**Information provided**
====================
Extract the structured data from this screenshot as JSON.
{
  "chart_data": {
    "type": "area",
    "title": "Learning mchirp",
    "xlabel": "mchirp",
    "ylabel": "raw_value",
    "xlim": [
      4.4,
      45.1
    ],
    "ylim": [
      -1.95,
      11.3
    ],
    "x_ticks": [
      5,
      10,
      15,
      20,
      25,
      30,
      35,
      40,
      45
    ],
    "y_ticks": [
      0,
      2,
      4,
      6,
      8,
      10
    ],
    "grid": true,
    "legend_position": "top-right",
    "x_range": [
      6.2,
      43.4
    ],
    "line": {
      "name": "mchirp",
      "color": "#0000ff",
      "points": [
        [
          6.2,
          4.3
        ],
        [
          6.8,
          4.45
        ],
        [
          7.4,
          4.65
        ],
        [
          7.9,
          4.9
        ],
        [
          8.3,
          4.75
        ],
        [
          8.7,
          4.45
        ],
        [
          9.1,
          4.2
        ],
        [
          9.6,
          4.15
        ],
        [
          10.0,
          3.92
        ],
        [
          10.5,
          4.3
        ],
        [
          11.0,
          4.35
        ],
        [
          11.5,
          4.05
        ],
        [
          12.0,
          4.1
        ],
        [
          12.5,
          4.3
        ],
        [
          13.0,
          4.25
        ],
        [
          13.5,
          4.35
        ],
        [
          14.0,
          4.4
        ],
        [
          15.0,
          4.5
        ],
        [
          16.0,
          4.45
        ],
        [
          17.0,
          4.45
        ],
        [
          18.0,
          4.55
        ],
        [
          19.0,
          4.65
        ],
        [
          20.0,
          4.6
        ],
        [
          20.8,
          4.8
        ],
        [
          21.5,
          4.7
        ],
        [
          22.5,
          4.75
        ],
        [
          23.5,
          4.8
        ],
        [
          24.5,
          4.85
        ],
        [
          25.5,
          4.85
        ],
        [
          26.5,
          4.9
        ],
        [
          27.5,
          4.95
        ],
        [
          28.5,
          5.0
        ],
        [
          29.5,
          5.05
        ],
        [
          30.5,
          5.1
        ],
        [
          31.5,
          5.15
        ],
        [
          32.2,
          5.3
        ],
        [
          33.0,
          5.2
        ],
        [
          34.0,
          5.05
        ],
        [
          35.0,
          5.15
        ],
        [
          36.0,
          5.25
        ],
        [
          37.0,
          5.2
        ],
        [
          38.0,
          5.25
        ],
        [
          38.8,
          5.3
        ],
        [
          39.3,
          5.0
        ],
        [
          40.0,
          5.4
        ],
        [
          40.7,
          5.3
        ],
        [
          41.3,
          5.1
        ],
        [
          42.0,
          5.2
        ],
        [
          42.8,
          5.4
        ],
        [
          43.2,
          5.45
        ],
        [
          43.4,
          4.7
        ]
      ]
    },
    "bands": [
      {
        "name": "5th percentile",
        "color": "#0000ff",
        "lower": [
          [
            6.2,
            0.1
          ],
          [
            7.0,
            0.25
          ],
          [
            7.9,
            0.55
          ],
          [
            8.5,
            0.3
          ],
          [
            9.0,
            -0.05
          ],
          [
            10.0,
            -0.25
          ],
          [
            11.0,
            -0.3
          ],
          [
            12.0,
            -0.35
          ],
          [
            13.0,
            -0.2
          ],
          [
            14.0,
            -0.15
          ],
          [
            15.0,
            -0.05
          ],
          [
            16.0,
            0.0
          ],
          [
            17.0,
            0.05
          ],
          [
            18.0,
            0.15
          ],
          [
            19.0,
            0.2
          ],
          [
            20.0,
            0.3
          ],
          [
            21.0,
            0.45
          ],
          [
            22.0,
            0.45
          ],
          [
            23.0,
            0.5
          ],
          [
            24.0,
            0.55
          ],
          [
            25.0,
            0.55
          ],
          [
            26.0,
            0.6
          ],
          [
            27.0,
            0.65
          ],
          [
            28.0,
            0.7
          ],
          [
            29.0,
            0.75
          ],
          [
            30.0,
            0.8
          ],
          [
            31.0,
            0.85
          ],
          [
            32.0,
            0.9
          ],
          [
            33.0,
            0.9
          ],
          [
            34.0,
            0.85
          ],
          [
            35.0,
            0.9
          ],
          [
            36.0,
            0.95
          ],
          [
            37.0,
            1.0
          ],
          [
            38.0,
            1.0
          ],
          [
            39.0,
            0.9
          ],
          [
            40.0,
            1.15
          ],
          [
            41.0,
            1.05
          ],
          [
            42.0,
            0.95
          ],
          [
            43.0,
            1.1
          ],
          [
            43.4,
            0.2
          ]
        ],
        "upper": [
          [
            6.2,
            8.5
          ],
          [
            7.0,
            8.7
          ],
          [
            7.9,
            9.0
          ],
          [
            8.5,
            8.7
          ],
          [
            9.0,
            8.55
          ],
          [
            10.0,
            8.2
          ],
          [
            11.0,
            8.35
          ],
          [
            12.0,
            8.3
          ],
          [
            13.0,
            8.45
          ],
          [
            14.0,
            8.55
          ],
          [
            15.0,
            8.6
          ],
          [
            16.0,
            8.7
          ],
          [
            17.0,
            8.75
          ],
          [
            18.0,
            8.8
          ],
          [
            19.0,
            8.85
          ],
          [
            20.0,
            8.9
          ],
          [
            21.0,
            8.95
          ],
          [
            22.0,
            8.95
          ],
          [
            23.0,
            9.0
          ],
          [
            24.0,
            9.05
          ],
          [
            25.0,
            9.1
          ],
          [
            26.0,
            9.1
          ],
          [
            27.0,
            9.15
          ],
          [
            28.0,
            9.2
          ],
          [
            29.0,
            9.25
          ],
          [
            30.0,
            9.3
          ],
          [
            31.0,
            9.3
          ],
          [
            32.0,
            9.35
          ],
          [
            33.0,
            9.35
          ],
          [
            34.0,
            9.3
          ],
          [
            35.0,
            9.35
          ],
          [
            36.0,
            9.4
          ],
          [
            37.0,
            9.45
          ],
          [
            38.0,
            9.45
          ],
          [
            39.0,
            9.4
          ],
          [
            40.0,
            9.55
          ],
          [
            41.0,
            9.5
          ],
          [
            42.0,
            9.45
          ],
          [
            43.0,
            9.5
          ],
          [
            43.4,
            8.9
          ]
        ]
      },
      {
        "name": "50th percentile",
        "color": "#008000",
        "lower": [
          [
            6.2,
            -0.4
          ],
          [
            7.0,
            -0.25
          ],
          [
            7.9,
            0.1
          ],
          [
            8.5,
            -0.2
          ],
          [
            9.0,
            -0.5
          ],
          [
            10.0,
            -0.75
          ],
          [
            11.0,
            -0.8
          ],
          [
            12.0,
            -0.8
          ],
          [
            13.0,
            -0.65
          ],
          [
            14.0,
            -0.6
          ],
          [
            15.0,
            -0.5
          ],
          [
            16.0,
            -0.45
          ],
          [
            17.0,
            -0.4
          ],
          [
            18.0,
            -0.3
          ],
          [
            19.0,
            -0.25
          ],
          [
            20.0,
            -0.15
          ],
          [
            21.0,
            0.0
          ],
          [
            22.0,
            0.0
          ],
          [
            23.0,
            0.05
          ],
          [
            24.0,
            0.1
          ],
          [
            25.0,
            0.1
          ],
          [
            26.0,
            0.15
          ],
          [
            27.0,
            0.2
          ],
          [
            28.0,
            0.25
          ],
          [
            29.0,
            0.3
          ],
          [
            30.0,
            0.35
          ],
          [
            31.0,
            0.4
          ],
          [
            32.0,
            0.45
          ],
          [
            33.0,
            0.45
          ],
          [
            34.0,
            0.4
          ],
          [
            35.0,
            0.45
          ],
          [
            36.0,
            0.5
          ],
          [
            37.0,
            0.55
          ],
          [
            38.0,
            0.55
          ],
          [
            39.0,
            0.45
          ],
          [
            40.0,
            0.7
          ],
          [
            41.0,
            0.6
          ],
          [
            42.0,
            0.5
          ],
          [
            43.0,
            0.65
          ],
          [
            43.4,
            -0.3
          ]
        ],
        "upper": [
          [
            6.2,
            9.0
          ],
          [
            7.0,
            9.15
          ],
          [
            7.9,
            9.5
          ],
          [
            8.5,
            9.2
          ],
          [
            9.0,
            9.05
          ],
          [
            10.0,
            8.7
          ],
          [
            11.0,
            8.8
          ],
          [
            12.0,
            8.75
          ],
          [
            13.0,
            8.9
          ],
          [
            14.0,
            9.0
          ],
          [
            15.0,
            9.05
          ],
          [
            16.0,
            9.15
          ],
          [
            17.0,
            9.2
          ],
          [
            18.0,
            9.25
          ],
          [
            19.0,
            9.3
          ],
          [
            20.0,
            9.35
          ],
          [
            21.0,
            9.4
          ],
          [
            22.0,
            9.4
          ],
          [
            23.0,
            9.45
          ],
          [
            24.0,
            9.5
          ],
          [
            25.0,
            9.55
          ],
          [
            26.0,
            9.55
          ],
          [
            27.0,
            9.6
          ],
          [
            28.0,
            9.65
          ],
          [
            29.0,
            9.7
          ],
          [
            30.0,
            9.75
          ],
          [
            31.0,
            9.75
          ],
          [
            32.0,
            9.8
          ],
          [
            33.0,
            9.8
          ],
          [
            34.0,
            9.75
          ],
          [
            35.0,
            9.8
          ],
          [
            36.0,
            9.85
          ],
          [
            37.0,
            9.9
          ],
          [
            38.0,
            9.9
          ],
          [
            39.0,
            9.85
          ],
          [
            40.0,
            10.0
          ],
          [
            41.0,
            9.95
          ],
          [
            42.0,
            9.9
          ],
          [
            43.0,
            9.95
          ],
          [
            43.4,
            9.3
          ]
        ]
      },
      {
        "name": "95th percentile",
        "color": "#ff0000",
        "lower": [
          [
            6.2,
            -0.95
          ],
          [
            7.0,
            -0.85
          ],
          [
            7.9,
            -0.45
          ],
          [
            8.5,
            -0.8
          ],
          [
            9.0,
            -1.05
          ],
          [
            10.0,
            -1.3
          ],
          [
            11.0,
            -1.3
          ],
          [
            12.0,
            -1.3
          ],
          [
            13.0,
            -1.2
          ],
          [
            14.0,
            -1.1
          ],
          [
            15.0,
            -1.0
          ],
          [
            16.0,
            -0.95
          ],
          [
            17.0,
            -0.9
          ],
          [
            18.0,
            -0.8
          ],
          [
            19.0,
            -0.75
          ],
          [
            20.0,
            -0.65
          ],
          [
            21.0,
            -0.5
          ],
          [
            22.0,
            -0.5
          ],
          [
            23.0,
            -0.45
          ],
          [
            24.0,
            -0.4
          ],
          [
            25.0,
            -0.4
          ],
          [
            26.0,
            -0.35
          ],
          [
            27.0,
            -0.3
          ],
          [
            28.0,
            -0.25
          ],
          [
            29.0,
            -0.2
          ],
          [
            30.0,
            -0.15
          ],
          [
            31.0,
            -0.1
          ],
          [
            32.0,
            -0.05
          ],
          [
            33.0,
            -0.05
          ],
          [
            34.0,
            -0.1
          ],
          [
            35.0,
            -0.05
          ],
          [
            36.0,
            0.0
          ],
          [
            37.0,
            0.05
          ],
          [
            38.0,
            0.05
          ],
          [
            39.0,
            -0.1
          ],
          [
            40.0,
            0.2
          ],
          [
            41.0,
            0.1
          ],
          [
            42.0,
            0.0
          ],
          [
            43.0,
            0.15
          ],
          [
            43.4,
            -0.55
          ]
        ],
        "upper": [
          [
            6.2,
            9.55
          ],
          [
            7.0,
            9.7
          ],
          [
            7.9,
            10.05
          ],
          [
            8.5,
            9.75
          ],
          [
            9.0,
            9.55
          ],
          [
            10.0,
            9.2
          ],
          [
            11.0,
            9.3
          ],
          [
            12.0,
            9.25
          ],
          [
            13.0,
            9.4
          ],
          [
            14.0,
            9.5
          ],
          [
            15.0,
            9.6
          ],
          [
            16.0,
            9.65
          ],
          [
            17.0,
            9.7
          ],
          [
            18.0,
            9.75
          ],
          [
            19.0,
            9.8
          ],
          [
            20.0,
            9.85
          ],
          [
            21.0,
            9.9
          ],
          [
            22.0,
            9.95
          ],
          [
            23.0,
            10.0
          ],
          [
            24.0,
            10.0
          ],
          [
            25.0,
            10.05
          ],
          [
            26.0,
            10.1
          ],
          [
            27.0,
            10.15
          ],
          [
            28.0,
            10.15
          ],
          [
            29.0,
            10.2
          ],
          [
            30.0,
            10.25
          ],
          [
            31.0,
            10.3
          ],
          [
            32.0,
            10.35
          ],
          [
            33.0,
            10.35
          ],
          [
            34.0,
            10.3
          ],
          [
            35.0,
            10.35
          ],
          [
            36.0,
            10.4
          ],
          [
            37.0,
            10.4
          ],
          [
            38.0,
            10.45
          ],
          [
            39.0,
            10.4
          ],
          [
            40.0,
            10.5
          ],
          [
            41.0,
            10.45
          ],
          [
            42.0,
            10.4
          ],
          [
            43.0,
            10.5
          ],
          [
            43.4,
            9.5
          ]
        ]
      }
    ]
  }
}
====================
**What is asked**
Review the material and copy each line in which the word "mchirp" appears.

**Solution below**
    "title": "Learning mchirp",
    "xlabel": "mchirp",
      "name": "mchirp",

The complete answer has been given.